[Records about charts and figures]
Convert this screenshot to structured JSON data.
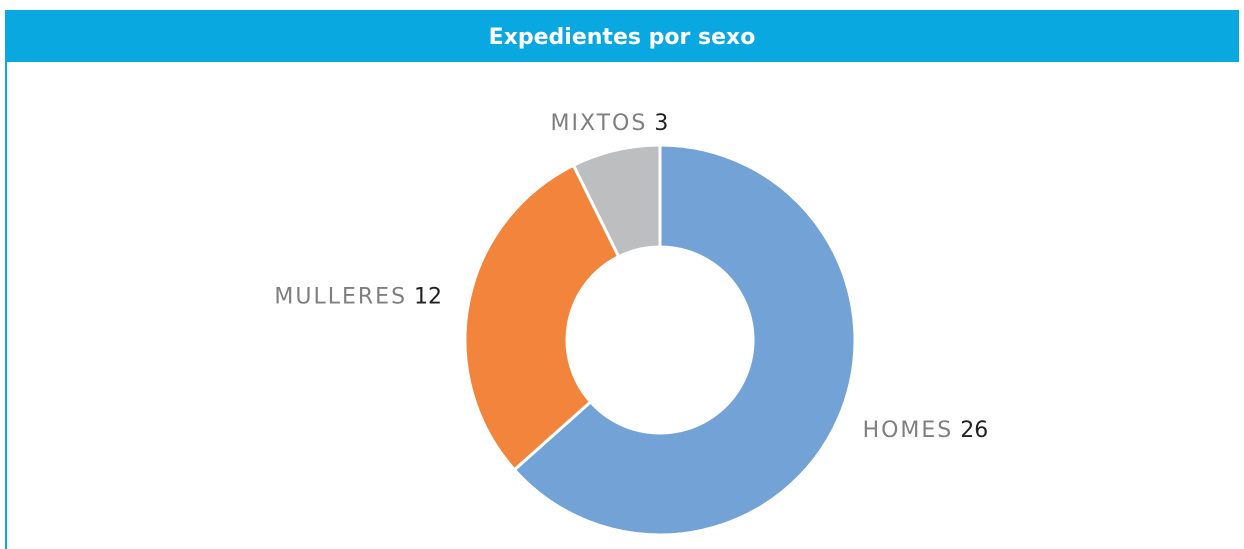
{
  "chart_data": {
    "type": "pie",
    "title": "Expedientes por sexo",
    "categories": [
      "HOMES",
      "MULLERES",
      "MIXTOS"
    ],
    "values": [
      26,
      12,
      3
    ],
    "colors": [
      "#73a2d6",
      "#f3843b",
      "#bdbec0"
    ],
    "donut": true
  }
}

## [Work to do]
Repeat each entry exactly. Pictures do not belong in the copy.

## [Written solution]
Convert this screenshot to structured JSON data.
{
  "chart_data": {
    "type": "pie",
    "title": "Expedientes por sexo",
    "categories": [
      "HOMES",
      "MULLERES",
      "MIXTOS"
    ],
    "values": [
      26,
      12,
      3
    ],
    "colors": [
      "#73a2d6",
      "#f3843b",
      "#bdbec0"
    ],
    "donut": true
  }
}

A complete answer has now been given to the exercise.